J’ai dit que la NeoGeo manipule un seul type d’objet graphique, les sprites, mais ce n'est pas tout à fait vrai. D’abord ils ont quand même fait une exception à cette philosophie en ajoutant un “fix layer” qui sert à afficher le HUD sans avoir à gâcher des sprites. Et puis je parle de sprite mais en réalité le type d’objet graphique que la NeoGeo manipule est plutôt une sorte d'objet intermédiaire entre le sprite et le background. Des sortes de background 1D sous la forme de bande verticale. C’est à dire que ces objets sont des assemblages verticaux de tuiles 16x16 pixels (jusqu'à 32 tuiles) qui donne donc une gamme de format qui s'étend de 16x16 à 16x512. La liste de tuiles qui permet de construire ces bandes verticales s'apparente en quelque sorte à des tilemap de background mais sur une seule dimension (verticale). Ça reste plus simple tout de même d’appeler ces objets graphiques des sprites car c’est quand même ce à quoi ça ressemble le plus. Mais on comprend bien alors que les backgrounds vont être constitués d’un assemblage de grandes bandes verticales misent côte à côte. On peut linker les bandes entre elles pour piloter tout un bloc de bandes verticales avec un seul set d’attribut et former un background. Mais un scrolling reste quand même une tâche plus complexe qu’avec un vrai layer background classique tel que sur les autres machines.
========================
[Consigne]
Relevez chaque notation chiffrée (nombre ou dimension) présente dans l'extrait sur la NeoGeo, en ne citant qu'une fois celles qui reviennent.
========================
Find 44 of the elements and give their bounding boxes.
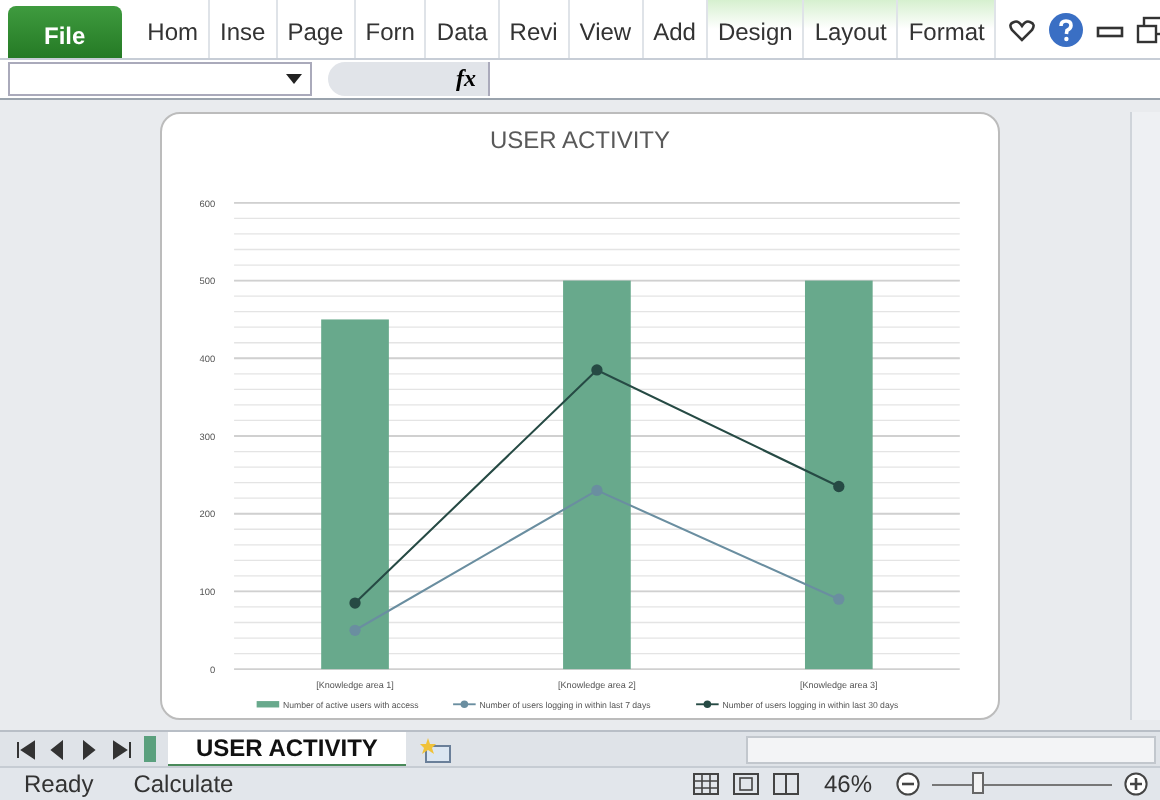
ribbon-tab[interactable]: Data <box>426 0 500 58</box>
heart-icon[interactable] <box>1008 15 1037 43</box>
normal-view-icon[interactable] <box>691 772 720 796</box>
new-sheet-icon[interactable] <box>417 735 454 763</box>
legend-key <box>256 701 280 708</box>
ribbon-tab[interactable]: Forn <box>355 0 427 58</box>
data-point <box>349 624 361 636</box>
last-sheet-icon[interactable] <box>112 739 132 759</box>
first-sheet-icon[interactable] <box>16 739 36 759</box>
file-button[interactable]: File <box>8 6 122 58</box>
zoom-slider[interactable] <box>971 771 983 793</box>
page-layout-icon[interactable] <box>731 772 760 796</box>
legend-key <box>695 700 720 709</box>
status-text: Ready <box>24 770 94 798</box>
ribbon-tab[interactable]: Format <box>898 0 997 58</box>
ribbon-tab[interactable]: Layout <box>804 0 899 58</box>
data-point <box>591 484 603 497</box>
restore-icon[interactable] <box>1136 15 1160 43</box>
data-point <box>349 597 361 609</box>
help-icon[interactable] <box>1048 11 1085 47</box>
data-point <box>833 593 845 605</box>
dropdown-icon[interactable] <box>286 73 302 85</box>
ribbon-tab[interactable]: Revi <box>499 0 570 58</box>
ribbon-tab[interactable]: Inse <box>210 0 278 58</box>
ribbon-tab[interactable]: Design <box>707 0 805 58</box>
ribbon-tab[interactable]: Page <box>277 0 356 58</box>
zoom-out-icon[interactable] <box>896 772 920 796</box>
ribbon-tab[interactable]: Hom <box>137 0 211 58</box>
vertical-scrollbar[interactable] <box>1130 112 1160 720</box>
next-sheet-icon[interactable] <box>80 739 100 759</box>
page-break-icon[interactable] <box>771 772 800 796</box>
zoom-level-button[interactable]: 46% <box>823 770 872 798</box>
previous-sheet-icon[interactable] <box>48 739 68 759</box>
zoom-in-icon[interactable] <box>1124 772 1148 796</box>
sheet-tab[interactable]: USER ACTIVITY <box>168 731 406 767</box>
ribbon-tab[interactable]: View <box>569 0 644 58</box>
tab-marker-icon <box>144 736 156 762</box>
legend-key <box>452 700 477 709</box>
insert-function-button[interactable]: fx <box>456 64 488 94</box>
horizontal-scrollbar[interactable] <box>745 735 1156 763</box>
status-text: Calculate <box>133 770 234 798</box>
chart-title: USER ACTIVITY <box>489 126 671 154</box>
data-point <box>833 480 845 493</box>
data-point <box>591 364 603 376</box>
========================
[Réponse rédigée]
1D, 16x16, 32, 16x512